[INSTRUCTIONS TO FOLLOW] Work through the data line by line, gathering every line that has the word "count".

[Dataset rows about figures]
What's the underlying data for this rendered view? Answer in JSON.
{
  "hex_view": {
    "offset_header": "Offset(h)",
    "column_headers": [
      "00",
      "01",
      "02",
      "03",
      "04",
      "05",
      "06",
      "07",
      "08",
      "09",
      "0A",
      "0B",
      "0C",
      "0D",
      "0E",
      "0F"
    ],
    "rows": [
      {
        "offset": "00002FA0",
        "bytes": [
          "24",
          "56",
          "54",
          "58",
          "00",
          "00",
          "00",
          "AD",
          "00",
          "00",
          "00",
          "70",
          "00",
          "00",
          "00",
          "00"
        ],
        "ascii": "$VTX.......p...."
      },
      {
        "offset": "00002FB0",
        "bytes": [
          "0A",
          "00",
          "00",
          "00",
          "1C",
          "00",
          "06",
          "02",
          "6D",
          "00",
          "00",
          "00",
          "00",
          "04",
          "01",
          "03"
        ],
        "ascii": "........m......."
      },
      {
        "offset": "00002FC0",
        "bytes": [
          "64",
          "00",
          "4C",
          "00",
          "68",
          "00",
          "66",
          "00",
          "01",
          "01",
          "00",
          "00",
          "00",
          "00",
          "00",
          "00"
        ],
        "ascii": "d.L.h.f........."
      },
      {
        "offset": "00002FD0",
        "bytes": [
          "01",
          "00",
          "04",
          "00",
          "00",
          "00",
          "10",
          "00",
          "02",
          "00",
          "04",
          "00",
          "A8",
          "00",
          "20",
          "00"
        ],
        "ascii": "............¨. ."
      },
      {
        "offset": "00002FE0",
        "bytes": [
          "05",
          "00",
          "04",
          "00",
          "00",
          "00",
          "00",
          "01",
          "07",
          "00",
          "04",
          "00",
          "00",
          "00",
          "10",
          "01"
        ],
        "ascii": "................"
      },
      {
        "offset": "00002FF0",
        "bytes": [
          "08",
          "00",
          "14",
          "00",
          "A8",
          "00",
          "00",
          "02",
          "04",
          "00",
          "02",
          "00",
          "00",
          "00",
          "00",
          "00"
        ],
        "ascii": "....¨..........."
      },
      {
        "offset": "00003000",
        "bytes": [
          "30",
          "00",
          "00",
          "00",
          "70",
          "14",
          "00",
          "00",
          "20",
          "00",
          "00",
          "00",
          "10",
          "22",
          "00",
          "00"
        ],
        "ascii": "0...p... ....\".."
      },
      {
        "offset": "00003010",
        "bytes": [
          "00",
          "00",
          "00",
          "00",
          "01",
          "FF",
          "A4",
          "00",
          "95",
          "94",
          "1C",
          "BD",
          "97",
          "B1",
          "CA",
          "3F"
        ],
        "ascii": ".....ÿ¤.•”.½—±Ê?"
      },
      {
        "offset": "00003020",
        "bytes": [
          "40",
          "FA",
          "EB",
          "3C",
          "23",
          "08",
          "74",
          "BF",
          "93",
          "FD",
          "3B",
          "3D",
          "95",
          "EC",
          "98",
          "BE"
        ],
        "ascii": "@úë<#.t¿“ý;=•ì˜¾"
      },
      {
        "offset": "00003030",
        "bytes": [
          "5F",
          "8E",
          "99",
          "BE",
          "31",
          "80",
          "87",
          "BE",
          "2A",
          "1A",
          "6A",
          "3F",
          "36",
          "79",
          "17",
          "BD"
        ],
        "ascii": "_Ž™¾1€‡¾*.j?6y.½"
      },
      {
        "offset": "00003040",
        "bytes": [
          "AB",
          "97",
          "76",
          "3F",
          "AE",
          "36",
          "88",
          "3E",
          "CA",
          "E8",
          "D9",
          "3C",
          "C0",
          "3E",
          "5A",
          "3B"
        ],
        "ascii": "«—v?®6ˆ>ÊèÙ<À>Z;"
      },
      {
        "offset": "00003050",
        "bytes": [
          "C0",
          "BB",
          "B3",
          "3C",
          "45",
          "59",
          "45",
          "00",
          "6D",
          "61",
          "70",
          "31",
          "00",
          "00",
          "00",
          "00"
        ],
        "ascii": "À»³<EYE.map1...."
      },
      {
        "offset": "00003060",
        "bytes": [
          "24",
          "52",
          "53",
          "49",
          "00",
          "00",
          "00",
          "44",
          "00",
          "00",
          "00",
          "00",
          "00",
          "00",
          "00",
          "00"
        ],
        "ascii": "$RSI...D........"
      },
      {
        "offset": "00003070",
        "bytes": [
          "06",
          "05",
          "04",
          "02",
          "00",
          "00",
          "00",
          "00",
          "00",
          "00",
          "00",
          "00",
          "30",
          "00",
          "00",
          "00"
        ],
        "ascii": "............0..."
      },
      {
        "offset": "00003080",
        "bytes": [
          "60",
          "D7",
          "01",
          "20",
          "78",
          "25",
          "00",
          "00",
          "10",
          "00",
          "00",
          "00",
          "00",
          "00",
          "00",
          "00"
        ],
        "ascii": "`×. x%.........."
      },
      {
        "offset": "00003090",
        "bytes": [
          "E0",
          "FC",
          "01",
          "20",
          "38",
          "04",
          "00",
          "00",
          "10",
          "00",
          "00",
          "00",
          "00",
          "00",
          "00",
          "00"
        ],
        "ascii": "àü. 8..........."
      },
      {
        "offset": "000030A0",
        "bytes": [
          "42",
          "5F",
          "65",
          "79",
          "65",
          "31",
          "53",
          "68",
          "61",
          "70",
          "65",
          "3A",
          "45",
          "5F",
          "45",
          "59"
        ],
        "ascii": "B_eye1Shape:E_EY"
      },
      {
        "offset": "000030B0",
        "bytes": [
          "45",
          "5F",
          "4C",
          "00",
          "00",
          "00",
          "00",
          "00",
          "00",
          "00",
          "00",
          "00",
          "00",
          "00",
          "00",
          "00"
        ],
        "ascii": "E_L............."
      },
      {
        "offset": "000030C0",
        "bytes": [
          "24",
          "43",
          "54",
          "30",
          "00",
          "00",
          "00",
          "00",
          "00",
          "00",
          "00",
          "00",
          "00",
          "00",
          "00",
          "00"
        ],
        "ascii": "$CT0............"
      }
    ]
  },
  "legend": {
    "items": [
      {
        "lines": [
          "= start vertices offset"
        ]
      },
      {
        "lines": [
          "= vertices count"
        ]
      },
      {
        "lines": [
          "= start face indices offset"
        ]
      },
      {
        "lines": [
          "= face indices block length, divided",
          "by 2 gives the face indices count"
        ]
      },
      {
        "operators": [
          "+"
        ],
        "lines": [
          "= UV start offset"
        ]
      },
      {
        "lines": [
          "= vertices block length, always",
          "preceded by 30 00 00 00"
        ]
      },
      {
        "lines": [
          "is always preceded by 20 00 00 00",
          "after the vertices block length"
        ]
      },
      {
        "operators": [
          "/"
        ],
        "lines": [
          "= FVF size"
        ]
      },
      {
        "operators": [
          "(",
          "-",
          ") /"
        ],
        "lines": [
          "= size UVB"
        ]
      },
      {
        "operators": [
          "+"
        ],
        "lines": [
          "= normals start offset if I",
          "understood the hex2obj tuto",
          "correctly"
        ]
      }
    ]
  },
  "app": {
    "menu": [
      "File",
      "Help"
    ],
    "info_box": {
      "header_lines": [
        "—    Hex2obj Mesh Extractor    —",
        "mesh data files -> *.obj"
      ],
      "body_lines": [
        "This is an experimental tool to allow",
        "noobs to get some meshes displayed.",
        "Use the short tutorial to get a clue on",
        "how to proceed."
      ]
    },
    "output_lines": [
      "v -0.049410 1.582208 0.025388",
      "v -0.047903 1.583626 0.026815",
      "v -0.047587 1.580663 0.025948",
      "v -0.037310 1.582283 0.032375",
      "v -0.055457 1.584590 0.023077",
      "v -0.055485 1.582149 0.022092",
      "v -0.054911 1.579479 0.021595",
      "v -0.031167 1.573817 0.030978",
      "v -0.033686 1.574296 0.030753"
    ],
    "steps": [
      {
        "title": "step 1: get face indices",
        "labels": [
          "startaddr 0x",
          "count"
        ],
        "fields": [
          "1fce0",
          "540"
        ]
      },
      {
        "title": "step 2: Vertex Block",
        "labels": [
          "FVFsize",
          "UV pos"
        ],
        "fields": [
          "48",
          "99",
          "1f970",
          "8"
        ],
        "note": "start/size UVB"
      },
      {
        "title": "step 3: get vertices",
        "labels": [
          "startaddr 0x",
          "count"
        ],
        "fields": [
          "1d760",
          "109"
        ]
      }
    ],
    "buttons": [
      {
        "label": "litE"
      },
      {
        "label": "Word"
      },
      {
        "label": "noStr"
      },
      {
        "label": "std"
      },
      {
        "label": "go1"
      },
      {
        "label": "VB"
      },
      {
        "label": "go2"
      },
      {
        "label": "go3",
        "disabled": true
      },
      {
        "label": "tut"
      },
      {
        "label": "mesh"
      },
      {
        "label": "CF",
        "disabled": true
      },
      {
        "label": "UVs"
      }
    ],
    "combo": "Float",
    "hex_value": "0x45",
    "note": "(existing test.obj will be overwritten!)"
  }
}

[FULL OUTPUT]
          "= vertices count"
          "by 2 gives the face indices count"
          "count"
          "count"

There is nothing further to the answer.